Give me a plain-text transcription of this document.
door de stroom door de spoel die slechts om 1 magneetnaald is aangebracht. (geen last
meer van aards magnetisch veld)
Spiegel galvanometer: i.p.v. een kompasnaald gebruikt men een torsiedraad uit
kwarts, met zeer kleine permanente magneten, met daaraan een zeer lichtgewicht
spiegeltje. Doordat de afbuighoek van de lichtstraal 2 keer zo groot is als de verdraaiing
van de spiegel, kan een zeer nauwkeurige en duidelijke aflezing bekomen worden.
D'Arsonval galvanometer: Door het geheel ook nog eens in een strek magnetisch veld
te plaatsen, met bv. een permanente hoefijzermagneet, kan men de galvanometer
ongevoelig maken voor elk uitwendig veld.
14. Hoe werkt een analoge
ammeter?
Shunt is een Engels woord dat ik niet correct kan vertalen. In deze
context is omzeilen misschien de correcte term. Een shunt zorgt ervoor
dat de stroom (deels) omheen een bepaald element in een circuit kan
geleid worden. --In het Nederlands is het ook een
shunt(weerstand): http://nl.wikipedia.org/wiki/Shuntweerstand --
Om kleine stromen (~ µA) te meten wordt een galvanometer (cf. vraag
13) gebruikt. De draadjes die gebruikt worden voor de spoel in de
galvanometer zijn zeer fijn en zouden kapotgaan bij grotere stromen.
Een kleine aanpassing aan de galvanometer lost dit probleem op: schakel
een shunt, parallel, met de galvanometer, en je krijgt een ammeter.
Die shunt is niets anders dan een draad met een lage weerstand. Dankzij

*THE TASK*:
Give back each line above precisely as it stands.

*TASK SOLUTION*:
Give me a plain-text transcription of this document.
door de stroom door de spoel die slechts om 1 magneetnaald is aangebracht. (geen last
meer van aards magnetisch veld)
Spiegel galvanometer: i.p.v. een kompasnaald gebruikt men een torsiedraad uit
kwarts, met zeer kleine permanente magneten, met daaraan een zeer lichtgewicht
spiegeltje. Doordat de afbuighoek van de lichtstraal 2 keer zo groot is als de verdraaiing
van de spiegel, kan een zeer nauwkeurige en duidelijke aflezing bekomen worden.
D'Arsonval galvanometer: Door het geheel ook nog eens in een strek magnetisch veld
te plaatsen, met bv. een permanente hoefijzermagneet, kan men de galvanometer
ongevoelig maken voor elk uitwendig veld.
14. Hoe werkt een analoge
ammeter?
Shunt is een Engels woord dat ik niet correct kan vertalen. In deze
context is omzeilen misschien de correcte term. Een shunt zorgt ervoor
dat de stroom (deels) omheen een bepaald element in een circuit kan
geleid worden. --In het Nederlands is het ook een
shunt(weerstand): http://nl.wikipedia.org/wiki/Shuntweerstand --
Om kleine stromen (~ µA) te meten wordt een galvanometer (cf. vraag
13) gebruikt. De draadjes die gebruikt worden voor de spoel in de
galvanometer zijn zeer fijn en zouden kapotgaan bij grotere stromen.
Een kleine aanpassing aan de galvanometer lost dit probleem op: schakel
een shunt, parallel, met de galvanometer, en je krijgt een ammeter.
Die shunt is niets anders dan een draad met een lage weerstand. Dankzij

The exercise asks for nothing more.